Search the listing below for the word "Xangb" and copy each line that holds it.

-----

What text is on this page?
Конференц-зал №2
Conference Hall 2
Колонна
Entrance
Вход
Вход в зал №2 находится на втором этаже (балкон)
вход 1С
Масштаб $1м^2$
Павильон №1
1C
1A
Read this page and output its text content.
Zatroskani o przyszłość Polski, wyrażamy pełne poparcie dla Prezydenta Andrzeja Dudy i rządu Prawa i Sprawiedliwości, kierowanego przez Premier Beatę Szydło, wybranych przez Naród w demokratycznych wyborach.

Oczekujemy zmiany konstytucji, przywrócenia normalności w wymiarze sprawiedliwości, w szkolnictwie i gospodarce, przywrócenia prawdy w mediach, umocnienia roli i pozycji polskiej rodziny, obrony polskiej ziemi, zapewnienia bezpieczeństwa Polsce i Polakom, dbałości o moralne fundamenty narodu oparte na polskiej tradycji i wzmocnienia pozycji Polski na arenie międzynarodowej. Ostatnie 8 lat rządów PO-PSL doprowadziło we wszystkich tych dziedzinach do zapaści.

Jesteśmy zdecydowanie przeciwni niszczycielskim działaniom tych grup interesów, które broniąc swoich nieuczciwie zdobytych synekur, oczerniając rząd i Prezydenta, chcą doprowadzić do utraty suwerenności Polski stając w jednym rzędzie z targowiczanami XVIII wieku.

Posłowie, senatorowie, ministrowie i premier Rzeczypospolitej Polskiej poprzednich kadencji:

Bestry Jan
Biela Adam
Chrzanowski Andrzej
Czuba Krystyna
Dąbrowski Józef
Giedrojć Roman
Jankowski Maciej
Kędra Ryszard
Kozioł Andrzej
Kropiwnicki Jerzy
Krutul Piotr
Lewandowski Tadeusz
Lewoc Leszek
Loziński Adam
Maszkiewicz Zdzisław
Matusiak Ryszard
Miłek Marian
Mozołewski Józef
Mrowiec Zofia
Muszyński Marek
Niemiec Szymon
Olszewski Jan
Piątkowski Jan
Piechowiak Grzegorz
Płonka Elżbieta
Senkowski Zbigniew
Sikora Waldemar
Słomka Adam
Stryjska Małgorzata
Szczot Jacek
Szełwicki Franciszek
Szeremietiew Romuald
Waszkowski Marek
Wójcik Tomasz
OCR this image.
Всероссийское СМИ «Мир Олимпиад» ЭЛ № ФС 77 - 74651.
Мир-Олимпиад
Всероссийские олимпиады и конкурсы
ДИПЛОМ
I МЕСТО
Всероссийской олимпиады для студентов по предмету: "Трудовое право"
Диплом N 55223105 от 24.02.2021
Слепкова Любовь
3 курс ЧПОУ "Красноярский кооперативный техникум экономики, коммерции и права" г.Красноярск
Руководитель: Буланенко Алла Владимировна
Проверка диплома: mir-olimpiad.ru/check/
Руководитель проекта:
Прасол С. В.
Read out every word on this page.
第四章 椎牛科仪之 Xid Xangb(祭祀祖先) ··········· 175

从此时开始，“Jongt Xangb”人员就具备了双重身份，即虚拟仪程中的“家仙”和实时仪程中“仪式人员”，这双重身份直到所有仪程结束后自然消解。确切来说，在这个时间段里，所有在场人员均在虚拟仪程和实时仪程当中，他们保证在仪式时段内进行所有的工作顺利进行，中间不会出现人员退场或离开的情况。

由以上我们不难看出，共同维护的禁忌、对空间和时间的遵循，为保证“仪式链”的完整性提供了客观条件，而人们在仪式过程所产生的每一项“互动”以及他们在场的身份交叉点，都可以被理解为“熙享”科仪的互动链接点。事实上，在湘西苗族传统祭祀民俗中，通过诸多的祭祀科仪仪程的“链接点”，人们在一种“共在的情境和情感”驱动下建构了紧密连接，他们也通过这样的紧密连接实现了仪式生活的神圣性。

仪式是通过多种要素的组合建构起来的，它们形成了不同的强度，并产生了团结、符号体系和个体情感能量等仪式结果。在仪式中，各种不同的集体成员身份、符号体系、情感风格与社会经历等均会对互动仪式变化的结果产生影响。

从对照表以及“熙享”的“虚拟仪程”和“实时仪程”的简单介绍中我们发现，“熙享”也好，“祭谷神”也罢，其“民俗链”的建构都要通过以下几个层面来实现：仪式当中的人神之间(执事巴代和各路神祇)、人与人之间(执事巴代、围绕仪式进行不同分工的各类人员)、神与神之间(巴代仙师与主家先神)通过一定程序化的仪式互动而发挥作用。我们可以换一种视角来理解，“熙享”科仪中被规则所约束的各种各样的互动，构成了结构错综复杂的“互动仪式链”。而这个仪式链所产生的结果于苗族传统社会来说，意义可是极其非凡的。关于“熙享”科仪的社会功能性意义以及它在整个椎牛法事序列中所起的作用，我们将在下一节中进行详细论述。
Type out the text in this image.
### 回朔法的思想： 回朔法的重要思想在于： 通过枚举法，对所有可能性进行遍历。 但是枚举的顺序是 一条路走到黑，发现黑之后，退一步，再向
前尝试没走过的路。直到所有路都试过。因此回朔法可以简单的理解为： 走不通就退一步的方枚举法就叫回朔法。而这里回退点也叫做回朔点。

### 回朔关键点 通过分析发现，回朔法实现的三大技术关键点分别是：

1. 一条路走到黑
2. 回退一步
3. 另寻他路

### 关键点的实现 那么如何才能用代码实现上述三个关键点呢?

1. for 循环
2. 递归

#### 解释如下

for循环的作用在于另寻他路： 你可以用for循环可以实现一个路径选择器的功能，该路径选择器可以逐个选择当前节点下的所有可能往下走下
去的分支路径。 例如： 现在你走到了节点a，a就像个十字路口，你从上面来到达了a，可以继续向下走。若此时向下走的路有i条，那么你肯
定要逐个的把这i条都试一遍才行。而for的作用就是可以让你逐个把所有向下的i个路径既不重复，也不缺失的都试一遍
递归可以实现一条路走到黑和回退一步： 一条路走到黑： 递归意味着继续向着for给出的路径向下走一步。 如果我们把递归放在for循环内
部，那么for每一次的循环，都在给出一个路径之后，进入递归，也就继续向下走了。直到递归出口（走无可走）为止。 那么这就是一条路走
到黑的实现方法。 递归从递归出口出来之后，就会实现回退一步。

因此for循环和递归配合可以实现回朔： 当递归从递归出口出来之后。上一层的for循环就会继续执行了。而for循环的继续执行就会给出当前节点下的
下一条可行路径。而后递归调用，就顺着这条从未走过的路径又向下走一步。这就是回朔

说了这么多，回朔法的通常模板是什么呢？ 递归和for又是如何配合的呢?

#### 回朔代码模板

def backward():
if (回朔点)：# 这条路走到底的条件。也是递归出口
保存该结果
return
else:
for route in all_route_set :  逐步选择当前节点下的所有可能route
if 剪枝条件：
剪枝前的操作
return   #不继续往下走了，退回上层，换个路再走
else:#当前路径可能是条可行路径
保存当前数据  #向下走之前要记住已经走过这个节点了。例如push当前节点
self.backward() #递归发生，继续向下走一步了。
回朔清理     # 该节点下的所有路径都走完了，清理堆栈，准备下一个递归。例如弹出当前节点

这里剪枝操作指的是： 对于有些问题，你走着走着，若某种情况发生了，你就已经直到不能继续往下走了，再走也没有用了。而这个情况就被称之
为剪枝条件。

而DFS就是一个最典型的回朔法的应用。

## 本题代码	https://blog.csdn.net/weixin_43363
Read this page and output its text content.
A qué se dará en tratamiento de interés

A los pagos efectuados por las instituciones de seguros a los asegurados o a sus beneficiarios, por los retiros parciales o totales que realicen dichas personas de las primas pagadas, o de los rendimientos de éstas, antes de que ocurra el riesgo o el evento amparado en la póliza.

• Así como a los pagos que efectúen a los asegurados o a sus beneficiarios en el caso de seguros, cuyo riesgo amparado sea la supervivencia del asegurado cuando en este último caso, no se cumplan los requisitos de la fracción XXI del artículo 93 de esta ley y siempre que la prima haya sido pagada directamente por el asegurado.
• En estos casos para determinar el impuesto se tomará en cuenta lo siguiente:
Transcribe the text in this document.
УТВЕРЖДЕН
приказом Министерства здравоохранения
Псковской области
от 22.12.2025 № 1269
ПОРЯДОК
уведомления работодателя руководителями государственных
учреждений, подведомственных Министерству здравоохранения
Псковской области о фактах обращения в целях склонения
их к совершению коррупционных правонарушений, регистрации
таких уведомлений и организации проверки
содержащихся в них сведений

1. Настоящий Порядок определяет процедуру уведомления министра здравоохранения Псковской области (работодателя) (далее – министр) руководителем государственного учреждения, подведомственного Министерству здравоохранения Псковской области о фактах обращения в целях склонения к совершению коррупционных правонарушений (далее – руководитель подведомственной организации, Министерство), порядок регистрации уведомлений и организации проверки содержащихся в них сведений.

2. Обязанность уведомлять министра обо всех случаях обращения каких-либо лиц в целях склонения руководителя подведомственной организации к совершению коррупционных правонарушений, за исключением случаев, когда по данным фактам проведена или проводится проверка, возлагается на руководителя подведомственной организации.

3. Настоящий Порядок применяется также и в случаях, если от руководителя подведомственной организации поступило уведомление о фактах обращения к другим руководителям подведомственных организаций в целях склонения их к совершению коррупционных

-----

• **Exercise response**:
第四章 椎牛科仪之 Xid Xangb(祭祀祖先) ··········· 175
从此时开始，“Jongt Xangb”人员就具备了双重身份，即虚拟仪程中的“家仙”和实时仪程中“仪式人员”，这双重身份直到所有仪程结束后自然消解。确切来说，在这个时间段里，所有在场人员均在虚拟仪程和实时仪程当中，他们保证在仪式时段内进行所有的工作顺利进行，中间不会出现人员退场或离开的情况。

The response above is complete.